[begin Given records]

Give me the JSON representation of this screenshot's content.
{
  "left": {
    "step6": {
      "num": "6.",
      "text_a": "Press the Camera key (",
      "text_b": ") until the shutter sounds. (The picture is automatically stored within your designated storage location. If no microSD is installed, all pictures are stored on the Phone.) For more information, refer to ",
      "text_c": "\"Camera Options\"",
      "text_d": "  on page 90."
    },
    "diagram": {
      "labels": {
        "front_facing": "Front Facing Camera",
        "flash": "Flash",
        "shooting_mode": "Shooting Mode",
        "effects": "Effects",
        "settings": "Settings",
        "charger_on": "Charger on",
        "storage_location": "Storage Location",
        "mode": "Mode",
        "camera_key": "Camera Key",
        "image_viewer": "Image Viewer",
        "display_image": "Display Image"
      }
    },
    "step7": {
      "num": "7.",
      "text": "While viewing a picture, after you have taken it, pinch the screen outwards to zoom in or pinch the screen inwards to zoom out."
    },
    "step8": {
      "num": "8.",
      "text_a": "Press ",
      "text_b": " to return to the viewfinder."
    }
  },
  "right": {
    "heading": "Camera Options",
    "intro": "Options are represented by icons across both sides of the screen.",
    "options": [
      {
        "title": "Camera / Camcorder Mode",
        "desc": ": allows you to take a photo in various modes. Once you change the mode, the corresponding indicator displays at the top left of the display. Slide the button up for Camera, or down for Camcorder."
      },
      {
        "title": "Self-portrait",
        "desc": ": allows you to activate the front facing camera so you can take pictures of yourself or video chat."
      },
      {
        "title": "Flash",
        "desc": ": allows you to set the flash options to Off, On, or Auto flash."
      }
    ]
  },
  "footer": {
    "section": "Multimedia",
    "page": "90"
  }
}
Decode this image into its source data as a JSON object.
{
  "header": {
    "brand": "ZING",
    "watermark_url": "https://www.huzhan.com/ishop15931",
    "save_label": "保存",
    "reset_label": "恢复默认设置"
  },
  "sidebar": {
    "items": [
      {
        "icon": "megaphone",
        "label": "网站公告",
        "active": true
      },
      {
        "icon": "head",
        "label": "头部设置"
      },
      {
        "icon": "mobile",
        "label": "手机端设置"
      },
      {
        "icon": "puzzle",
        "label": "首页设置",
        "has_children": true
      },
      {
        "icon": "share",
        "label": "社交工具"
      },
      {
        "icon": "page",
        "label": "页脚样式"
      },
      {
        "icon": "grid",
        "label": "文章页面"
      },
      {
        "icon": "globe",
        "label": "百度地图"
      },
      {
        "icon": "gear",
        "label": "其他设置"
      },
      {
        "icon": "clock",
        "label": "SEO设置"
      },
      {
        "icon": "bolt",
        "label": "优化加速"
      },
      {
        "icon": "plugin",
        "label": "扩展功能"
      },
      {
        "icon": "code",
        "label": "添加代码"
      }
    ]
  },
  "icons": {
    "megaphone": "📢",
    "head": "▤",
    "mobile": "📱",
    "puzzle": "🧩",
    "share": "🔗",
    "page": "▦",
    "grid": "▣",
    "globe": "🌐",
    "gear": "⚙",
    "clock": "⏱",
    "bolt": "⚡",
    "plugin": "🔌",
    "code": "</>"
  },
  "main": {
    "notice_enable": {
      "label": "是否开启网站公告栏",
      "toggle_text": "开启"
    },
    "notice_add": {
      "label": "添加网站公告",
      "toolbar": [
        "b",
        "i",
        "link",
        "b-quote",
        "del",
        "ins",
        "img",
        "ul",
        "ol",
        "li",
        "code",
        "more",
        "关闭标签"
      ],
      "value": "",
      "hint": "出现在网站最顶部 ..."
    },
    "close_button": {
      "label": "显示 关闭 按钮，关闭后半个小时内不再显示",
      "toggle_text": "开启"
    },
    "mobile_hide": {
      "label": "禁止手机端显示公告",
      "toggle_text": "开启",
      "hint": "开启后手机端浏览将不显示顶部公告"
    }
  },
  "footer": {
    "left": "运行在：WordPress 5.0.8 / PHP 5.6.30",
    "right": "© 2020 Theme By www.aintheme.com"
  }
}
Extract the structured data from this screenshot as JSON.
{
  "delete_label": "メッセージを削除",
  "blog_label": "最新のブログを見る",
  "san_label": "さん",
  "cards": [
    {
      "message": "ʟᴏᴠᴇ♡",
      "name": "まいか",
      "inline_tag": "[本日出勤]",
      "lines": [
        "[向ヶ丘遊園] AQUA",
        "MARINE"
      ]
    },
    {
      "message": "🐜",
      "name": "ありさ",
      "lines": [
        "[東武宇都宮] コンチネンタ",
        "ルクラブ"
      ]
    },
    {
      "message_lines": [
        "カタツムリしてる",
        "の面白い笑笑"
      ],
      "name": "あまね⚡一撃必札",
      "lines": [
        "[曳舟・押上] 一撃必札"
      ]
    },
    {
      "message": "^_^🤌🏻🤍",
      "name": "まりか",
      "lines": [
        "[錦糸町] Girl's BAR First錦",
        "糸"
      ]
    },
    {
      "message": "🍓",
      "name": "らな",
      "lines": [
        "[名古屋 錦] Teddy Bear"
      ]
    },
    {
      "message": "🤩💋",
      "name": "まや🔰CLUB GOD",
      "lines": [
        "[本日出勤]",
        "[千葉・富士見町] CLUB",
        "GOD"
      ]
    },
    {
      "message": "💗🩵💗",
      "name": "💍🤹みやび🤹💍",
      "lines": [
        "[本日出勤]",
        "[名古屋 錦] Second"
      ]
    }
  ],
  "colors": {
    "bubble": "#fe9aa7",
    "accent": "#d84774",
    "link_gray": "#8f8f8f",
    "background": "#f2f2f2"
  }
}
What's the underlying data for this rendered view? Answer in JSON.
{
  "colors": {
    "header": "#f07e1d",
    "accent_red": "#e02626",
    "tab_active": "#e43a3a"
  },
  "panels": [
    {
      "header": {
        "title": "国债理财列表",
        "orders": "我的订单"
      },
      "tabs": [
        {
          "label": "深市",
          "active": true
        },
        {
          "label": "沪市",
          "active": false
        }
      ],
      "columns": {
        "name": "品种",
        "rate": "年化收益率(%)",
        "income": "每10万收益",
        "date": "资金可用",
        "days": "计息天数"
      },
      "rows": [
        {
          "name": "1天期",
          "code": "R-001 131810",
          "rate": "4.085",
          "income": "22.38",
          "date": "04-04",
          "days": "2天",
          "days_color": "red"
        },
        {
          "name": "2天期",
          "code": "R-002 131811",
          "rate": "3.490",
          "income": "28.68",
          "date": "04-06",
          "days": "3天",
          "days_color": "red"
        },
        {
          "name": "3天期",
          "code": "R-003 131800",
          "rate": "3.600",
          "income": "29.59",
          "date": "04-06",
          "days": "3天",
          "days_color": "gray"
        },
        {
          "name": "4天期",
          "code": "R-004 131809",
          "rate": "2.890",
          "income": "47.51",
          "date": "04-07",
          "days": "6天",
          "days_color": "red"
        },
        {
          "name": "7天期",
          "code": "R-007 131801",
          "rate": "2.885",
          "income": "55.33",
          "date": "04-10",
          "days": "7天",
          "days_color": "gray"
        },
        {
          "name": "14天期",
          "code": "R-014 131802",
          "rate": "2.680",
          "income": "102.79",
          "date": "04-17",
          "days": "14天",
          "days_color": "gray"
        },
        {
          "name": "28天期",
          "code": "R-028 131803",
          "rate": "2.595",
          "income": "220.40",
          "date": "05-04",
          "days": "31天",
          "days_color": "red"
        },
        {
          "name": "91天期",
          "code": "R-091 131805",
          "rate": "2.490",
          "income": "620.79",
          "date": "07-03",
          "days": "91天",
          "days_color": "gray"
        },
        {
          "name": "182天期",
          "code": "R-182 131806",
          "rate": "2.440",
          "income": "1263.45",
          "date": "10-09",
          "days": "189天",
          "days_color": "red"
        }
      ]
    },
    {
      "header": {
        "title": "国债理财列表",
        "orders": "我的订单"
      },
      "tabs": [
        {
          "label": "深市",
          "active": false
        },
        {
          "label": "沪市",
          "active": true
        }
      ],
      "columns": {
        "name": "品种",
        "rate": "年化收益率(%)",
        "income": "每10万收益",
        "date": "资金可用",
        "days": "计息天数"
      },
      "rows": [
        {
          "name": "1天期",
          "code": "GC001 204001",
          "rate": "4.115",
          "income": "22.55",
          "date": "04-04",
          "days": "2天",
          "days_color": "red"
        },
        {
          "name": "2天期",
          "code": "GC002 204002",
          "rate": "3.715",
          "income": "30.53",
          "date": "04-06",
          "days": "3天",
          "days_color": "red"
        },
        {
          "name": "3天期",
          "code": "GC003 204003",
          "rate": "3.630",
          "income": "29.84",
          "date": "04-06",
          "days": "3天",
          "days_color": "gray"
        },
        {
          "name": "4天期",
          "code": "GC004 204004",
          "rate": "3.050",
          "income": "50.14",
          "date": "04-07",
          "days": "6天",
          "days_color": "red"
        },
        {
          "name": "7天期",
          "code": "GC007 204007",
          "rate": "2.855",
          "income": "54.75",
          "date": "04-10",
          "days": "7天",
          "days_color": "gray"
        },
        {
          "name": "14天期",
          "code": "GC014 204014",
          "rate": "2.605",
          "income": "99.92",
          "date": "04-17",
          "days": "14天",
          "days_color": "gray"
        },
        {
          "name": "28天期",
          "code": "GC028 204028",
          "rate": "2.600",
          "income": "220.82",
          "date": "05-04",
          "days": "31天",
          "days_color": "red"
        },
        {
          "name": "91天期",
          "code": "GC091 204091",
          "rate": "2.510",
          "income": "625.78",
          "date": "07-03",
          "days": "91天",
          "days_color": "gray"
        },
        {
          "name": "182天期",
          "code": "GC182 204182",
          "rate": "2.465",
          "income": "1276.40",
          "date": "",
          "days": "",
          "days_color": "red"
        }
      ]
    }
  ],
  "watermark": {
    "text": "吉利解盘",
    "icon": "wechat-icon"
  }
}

[end Given records]

[Task objective]: Count how many lines in the data above hold the string "header", and give the number with no other words.

[Full answer]: 4